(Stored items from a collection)
▬▬▬

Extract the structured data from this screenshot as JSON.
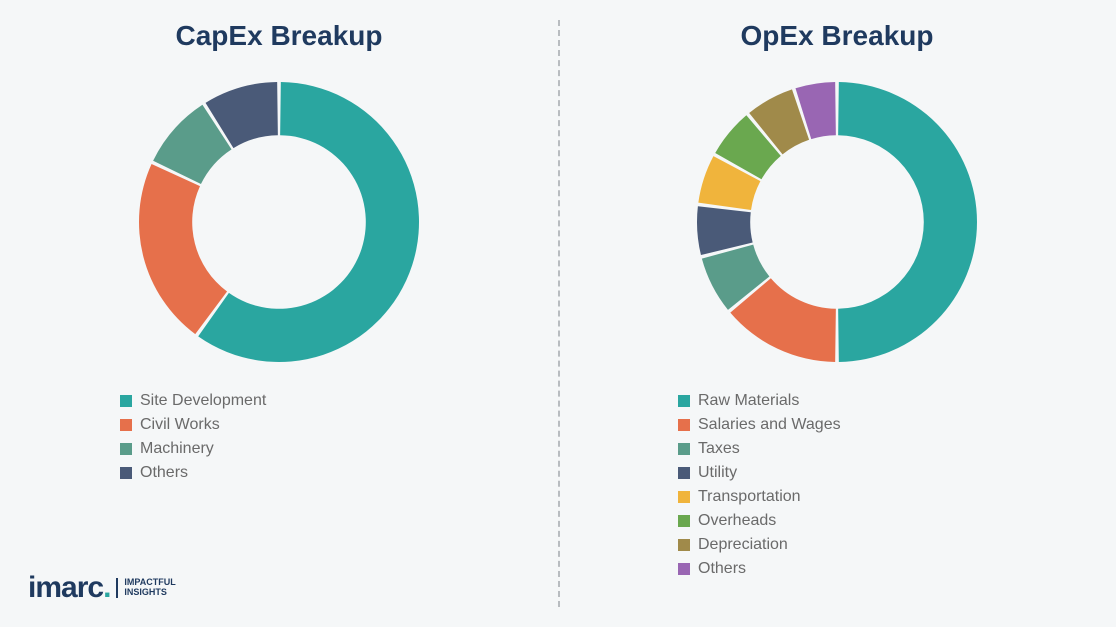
{
  "background_color": "#f5f7f8",
  "title_color": "#1f3a5f",
  "title_fontsize": 28,
  "legend_font_color": "#6a6a6a",
  "legend_fontsize": 16,
  "divider_color": "#b8bcc0",
  "donut_inner_radius_ratio": 0.62,
  "donut_outer_radius": 140,
  "gap_degrees": 1.5,
  "capex": {
    "title": "CapEx Breakup",
    "type": "donut",
    "slices": [
      {
        "label": "Site Development",
        "value": 60,
        "color": "#2aa6a0"
      },
      {
        "label": "Civil Works",
        "value": 22,
        "color": "#e6704b"
      },
      {
        "label": "Machinery",
        "value": 9,
        "color": "#5a9c8a"
      },
      {
        "label": "Others",
        "value": 9,
        "color": "#4a5a78"
      }
    ]
  },
  "opex": {
    "title": "OpEx Breakup",
    "type": "donut",
    "slices": [
      {
        "label": "Raw Materials",
        "value": 50,
        "color": "#2aa6a0"
      },
      {
        "label": "Salaries and Wages",
        "value": 14,
        "color": "#e6704b"
      },
      {
        "label": "Taxes",
        "value": 7,
        "color": "#5a9c8a"
      },
      {
        "label": "Utility",
        "value": 6,
        "color": "#4a5a78"
      },
      {
        "label": "Transportation",
        "value": 6,
        "color": "#f0b43c"
      },
      {
        "label": "Overheads",
        "value": 6,
        "color": "#6aa84f"
      },
      {
        "label": "Depreciation",
        "value": 6,
        "color": "#a08a4a"
      },
      {
        "label": "Others",
        "value": 5,
        "color": "#9966b3"
      }
    ]
  },
  "logo": {
    "text": "imarc",
    "tagline_line1": "IMPACTFUL",
    "tagline_line2": "INSIGHTS"
  }
}
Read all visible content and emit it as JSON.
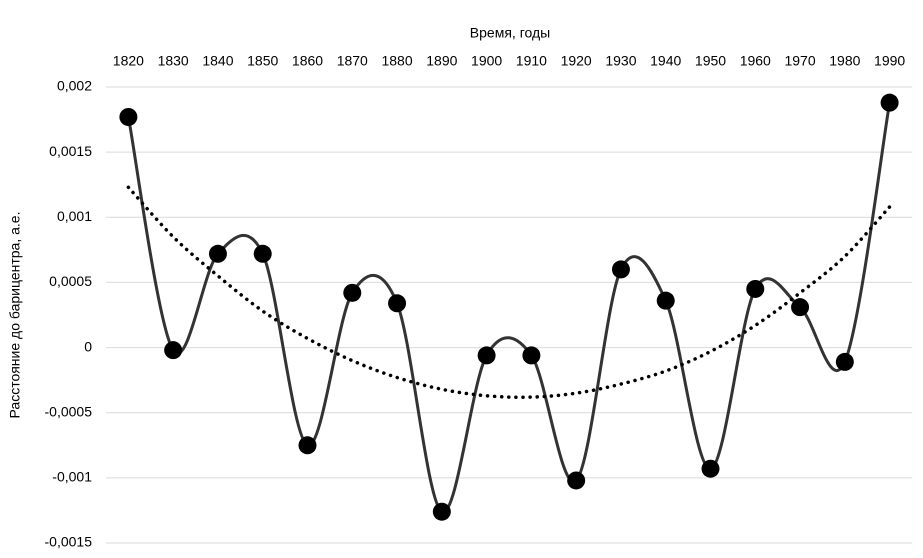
{
  "chart_data": {
    "type": "line",
    "x_label": "Время, годы",
    "y_label": "Расстояние до барицентра, а.е.",
    "x": [
      1820,
      1830,
      1840,
      1850,
      1860,
      1870,
      1880,
      1890,
      1900,
      1910,
      1920,
      1930,
      1940,
      1950,
      1960,
      1970,
      1980,
      1990
    ],
    "series": [
      {
        "color": "#333333",
        "marker": true,
        "style": "solid",
        "values": [
          0.00177,
          -2e-05,
          0.00072,
          0.00072,
          -0.00075,
          0.00042,
          0.00034,
          -0.00126,
          -6e-05,
          -6e-05,
          -0.00102,
          0.0006,
          0.00036,
          -0.00093,
          0.00045,
          0.00031,
          -0.00011,
          0.00188
        ]
      },
      {
        "color": "#000000",
        "marker": false,
        "style": "dotted",
        "values": [
          0.00123,
          0.00085,
          0.00055,
          0.00028,
          7e-05,
          -0.0001,
          -0.00023,
          -0.00032,
          -0.00037,
          -0.00038,
          -0.00035,
          -0.00028,
          -0.00018,
          -3e-05,
          0.00017,
          0.00042,
          0.0007,
          0.00108
        ]
      }
    ],
    "xlim": [
      1815,
      1995
    ],
    "xticks": [
      1820,
      1830,
      1840,
      1850,
      1860,
      1870,
      1880,
      1890,
      1900,
      1910,
      1920,
      1930,
      1940,
      1950,
      1960,
      1970,
      1980,
      1990
    ],
    "ylim": [
      -0.0015,
      0.002
    ],
    "yticks": [
      {
        "value": -0.0015,
        "label": "-0,0015"
      },
      {
        "value": -0.001,
        "label": "-0,001"
      },
      {
        "value": -0.0005,
        "label": "-0,0005"
      },
      0,
      {
        "value": 0.0005,
        "label": "0,0005"
      },
      {
        "value": 0.001,
        "label": "0,001"
      },
      {
        "value": 0.0015,
        "label": "0,0015"
      },
      {
        "value": 0.002,
        "label": "0,002"
      }
    ],
    "grid": true
  }
}
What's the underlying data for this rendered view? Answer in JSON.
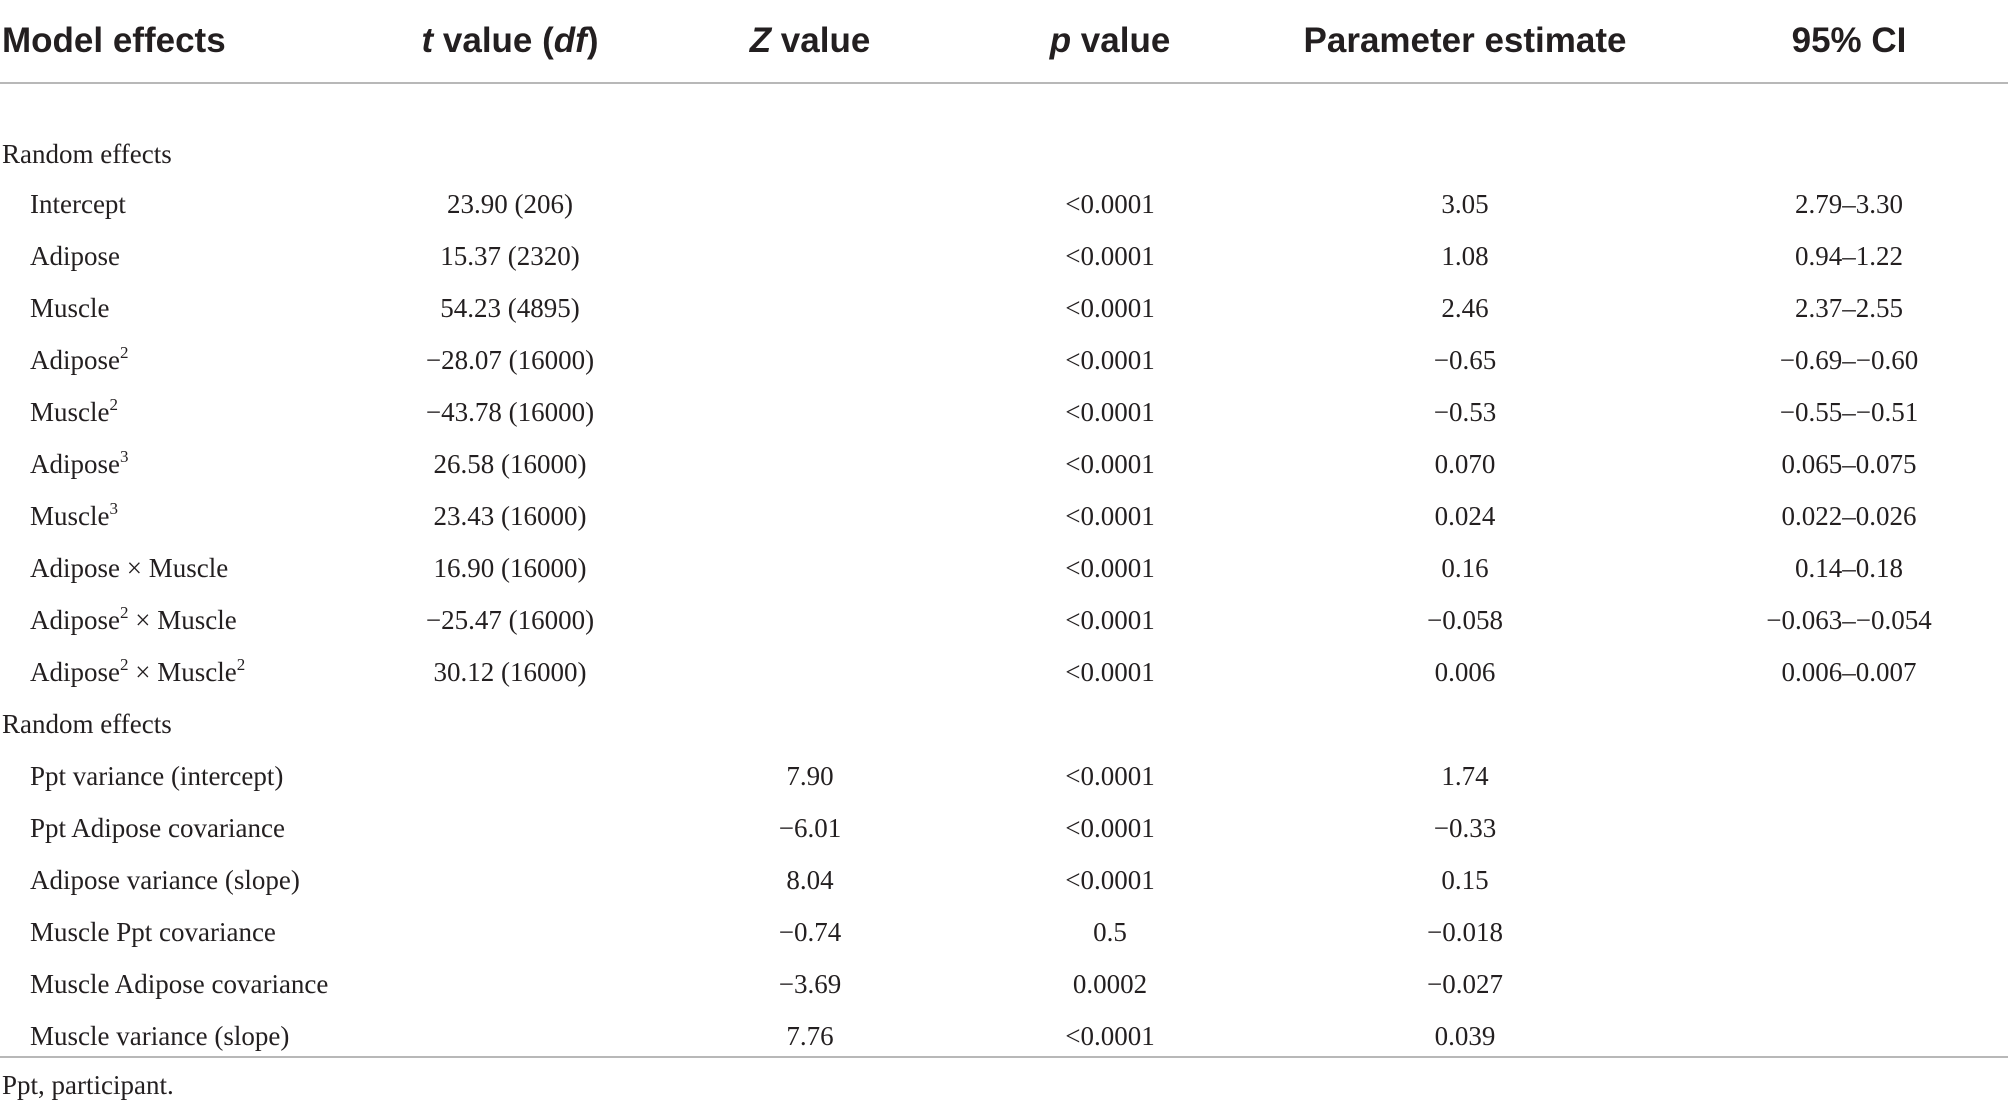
{
  "header": {
    "model_effects": "Model effects",
    "t_italic": "t",
    "t_mid": " value (",
    "df_italic": "df",
    "t_close": ")",
    "z_italic": "Z",
    "z_rest": " value",
    "p_italic": "p",
    "p_rest": " value",
    "parameter_estimate": "Parameter estimate",
    "ci": "95% CI"
  },
  "sections": [
    {
      "title": "Random effects",
      "rows": [
        {
          "label": "Intercept",
          "t": "23.90 (206)",
          "z": "",
          "p": "<0.0001",
          "est": "3.05",
          "ci": "2.79–3.30"
        },
        {
          "label": "Adipose",
          "t": "15.37 (2320)",
          "z": "",
          "p": "<0.0001",
          "est": "1.08",
          "ci": "0.94–1.22"
        },
        {
          "label": "Muscle",
          "t": "54.23 (4895)",
          "z": "",
          "p": "<0.0001",
          "est": "2.46",
          "ci": "2.37–2.55"
        },
        {
          "label_a": "Adipose",
          "sup_a": "2",
          "t": "−28.07 (16000)",
          "z": "",
          "p": "<0.0001",
          "est": "−0.65",
          "ci": "−0.69–−0.60"
        },
        {
          "label_a": "Muscle",
          "sup_a": "2",
          "t": "−43.78 (16000)",
          "z": "",
          "p": "<0.0001",
          "est": "−0.53",
          "ci": "−0.55–−0.51"
        },
        {
          "label_a": "Adipose",
          "sup_a": "3",
          "t": "26.58 (16000)",
          "z": "",
          "p": "<0.0001",
          "est": "0.070",
          "ci": "0.065–0.075"
        },
        {
          "label_a": "Muscle",
          "sup_a": "3",
          "t": "23.43 (16000)",
          "z": "",
          "p": "<0.0001",
          "est": "0.024",
          "ci": "0.022–0.026"
        },
        {
          "label": "Adipose × Muscle",
          "t": "16.90 (16000)",
          "z": "",
          "p": "<0.0001",
          "est": "0.16",
          "ci": "0.14–0.18"
        },
        {
          "label_a": "Adipose",
          "sup_a": "2",
          "label_b": " × Muscle",
          "t": "−25.47 (16000)",
          "z": "",
          "p": "<0.0001",
          "est": "−0.058",
          "ci": "−0.063–−0.054"
        },
        {
          "label_a": "Adipose",
          "sup_a": "2",
          "label_b": " × Muscle",
          "sup_b": "2",
          "t": "30.12 (16000)",
          "z": "",
          "p": "<0.0001",
          "est": "0.006",
          "ci": "0.006–0.007"
        }
      ]
    },
    {
      "title": "Random effects",
      "rows": [
        {
          "label": "Ppt variance (intercept)",
          "t": "",
          "z": "7.90",
          "p": "<0.0001",
          "est": "1.74",
          "ci": ""
        },
        {
          "label": "Ppt Adipose covariance",
          "t": "",
          "z": "−6.01",
          "p": "<0.0001",
          "est": "−0.33",
          "ci": ""
        },
        {
          "label": "Adipose variance (slope)",
          "t": "",
          "z": "8.04",
          "p": "<0.0001",
          "est": "0.15",
          "ci": ""
        },
        {
          "label": "Muscle Ppt covariance",
          "t": "",
          "z": "−0.74",
          "p": "0.5",
          "est": "−0.018",
          "ci": ""
        },
        {
          "label": "Muscle Adipose covariance",
          "t": "",
          "z": "−3.69",
          "p": "0.0002",
          "est": "−0.027",
          "ci": ""
        },
        {
          "label": "Muscle variance (slope)",
          "t": "",
          "z": "7.76",
          "p": "<0.0001",
          "est": "0.039",
          "ci": ""
        }
      ]
    }
  ],
  "footnote": "Ppt, participant."
}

▬▬▬

Retype the listing exactly. Pictures do not belong in the copy.

Extract the structured data from this screenshot as JSON.
{
  "background_color": "#f5f7f8",
  "title_color": "#1f3a5f",
  "title_fontsize": 28,
  "legend_font_color": "#6a6a6a",
  "legend_fontsize": 16,
  "divider_color": "#b8bcc0",
  "donut_inner_radius_ratio": 0.62,
  "donut_outer_radius": 140,
  "gap_degrees": 1.5,
  "capex": {
    "title": "CapEx Breakup",
    "type": "donut",
    "slices": [
      {
        "label": "Site Development",
        "value": 60,
        "color": "#2aa6a0"
      },
      {
        "label": "Civil Works",
        "value": 22,
        "color": "#e6704b"
      },
      {
        "label": "Machinery",
        "value": 9,
        "color": "#5a9c8a"
      },
      {
        "label": "Others",
        "value": 9,
        "color": "#4a5a78"
      }
    ]
  },
  "opex": {
    "title": "OpEx Breakup",
    "type": "donut",
    "slices": [
      {
        "label": "Raw Materials",
        "value": 50,
        "color": "#2aa6a0"
      },
      {
        "label": "Salaries and Wages",
        "value": 14,
        "color": "#e6704b"
      },
      {
        "label": "Taxes",
        "value": 7,
        "color": "#5a9c8a"
      },
      {
        "label": "Utility",
        "value": 6,
        "color": "#4a5a78"
      },
      {
        "label": "Transportation",
        "value": 6,
        "color": "#f0b43c"
      },
      {
        "label": "Overheads",
        "value": 6,
        "color": "#6aa84f"
      },
      {
        "label": "Depreciation",
        "value": 6,
        "color": "#a08a4a"
      },
      {
        "label": "Others",
        "value": 5,
        "color": "#9966b3"
      }
    ]
  },
  "logo": {
    "text": "imarc",
    "tagline_line1": "IMPACTFUL",
    "tagline_line2": "INSIGHTS"
  }
}
Read all visible content and emit it as JSON.
{
  "chart_data": {
    "type": "line",
    "x_label": "Время, годы",
    "y_label": "Расстояние до барицентра, а.е.",
    "x": [
      1820,
      1830,
      1840,
      1850,
      1860,
      1870,
      1880,
      1890,
      1900,
      1910,
      1920,
      1930,
      1940,
      1950,
      1960,
      1970,
      1980,
      1990
    ],
    "series": [
      {
        "color": "#333333",
        "marker": true,
        "style": "solid",
        "values": [
          0.00177,
          -2e-05,
          0.00072,
          0.00072,
          -0.00075,
          0.00042,
          0.00034,
          -0.00126,
          -6e-05,
          -6e-05,
          -0.00102,
          0.0006,
          0.00036,
          -0.00093,
          0.00045,
          0.00031,
          -0.00011,
          0.00188
        ]
      },
      {
        "color": "#000000",
        "marker": false,
        "style": "dotted",
        "values": [
          0.00123,
          0.00085,
          0.00055,
          0.00028,
          7e-05,
          -0.0001,
          -0.00023,
          -0.00032,
          -0.00037,
          -0.00038,
          -0.00035,
          -0.00028,
          -0.00018,
          -3e-05,
          0.00017,
          0.00042,
          0.0007,
          0.00108
        ]
      }
    ],
    "xlim": [
      1815,
      1995
    ],
    "xticks": [
      1820,
      1830,
      1840,
      1850,
      1860,
      1870,
      1880,
      1890,
      1900,
      1910,
      1920,
      1930,
      1940,
      1950,
      1960,
      1970,
      1980,
      1990
    ],
    "ylim": [
      -0.0015,
      0.002
    ],
    "yticks": [
      {
        "value": -0.0015,
        "label": "-0,0015"
      },
      {
        "value": -0.001,
        "label": "-0,001"
      },
      {
        "value": -0.0005,
        "label": "-0,0005"
      },
      0,
      {
        "value": 0.0005,
        "label": "0,0005"
      },
      {
        "value": 0.001,
        "label": "0,001"
      },
      {
        "value": 0.0015,
        "label": "0,0015"
      },
      {
        "value": 0.002,
        "label": "0,002"
      }
    ],
    "grid": true
  }
}
What's the underlying data for this rendered view? Answer in JSON.
{
  "header": {
    "model_effects": "Model effects",
    "t_italic": "t",
    "t_mid": " value (",
    "df_italic": "df",
    "t_close": ")",
    "z_italic": "Z",
    "z_rest": " value",
    "p_italic": "p",
    "p_rest": " value",
    "parameter_estimate": "Parameter estimate",
    "ci": "95% CI"
  },
  "sections": [
    {
      "title": "Random effects",
      "rows": [
        {
          "label": "Intercept",
          "t": "23.90 (206)",
          "z": "",
          "p": "<0.0001",
          "est": "3.05",
          "ci": "2.79–3.30"
        },
        {
          "label": "Adipose",
          "t": "15.37 (2320)",
          "z": "",
          "p": "<0.0001",
          "est": "1.08",
          "ci": "0.94–1.22"
        },
        {
          "label": "Muscle",
          "t": "54.23 (4895)",
          "z": "",
          "p": "<0.0001",
          "est": "2.46",
          "ci": "2.37–2.55"
        },
        {
          "label_a": "Adipose",
          "sup_a": "2",
          "t": "−28.07 (16000)",
          "z": "",
          "p": "<0.0001",
          "est": "−0.65",
          "ci": "−0.69–−0.60"
        },
        {
          "label_a": "Muscle",
          "sup_a": "2",
          "t": "−43.78 (16000)",
          "z": "",
          "p": "<0.0001",
          "est": "−0.53",
          "ci": "−0.55–−0.51"
        },
        {
          "label_a": "Adipose",
          "sup_a": "3",
          "t": "26.58 (16000)",
          "z": "",
          "p": "<0.0001",
          "est": "0.070",
          "ci": "0.065–0.075"
        },
        {
          "label_a": "Muscle",
          "sup_a": "3",
          "t": "23.43 (16000)",
          "z": "",
          "p": "<0.0001",
          "est": "0.024",
          "ci": "0.022–0.026"
        },
        {
          "label": "Adipose × Muscle",
          "t": "16.90 (16000)",
          "z": "",
          "p": "<0.0001",
          "est": "0.16",
          "ci": "0.14–0.18"
        },
        {
          "label_a": "Adipose",
          "sup_a": "2",
          "label_b": " × Muscle",
          "t": "−25.47 (16000)",
          "z": "",
          "p": "<0.0001",
          "est": "−0.058",
          "ci": "−0.063–−0.054"
        },
        {
          "label_a": "Adipose",
          "sup_a": "2",
          "label_b": " × Muscle",
          "sup_b": "2",
          "t": "30.12 (16000)",
          "z": "",
          "p": "<0.0001",
          "est": "0.006",
          "ci": "0.006–0.007"
        }
      ]
    },
    {
      "title": "Random effects",
      "rows": [
        {
          "label": "Ppt variance (intercept)",
          "t": "",
          "z": "7.90",
          "p": "<0.0001",
          "est": "1.74",
          "ci": ""
        },
        {
          "label": "Ppt Adipose covariance",
          "t": "",
          "z": "−6.01",
          "p": "<0.0001",
          "est": "−0.33",
          "ci": ""
        },
        {
          "label": "Adipose variance (slope)",
          "t": "",
          "z": "8.04",
          "p": "<0.0001",
          "est": "0.15",
          "ci": ""
        },
        {
          "label": "Muscle Ppt covariance",
          "t": "",
          "z": "−0.74",
          "p": "0.5",
          "est": "−0.018",
          "ci": ""
        },
        {
          "label": "Muscle Adipose covariance",
          "t": "",
          "z": "−3.69",
          "p": "0.0002",
          "est": "−0.027",
          "ci": ""
        },
        {
          "label": "Muscle variance (slope)",
          "t": "",
          "z": "7.76",
          "p": "<0.0001",
          "est": "0.039",
          "ci": ""
        }
      ]
    }
  ],
  "footnote": "Ppt, participant."
}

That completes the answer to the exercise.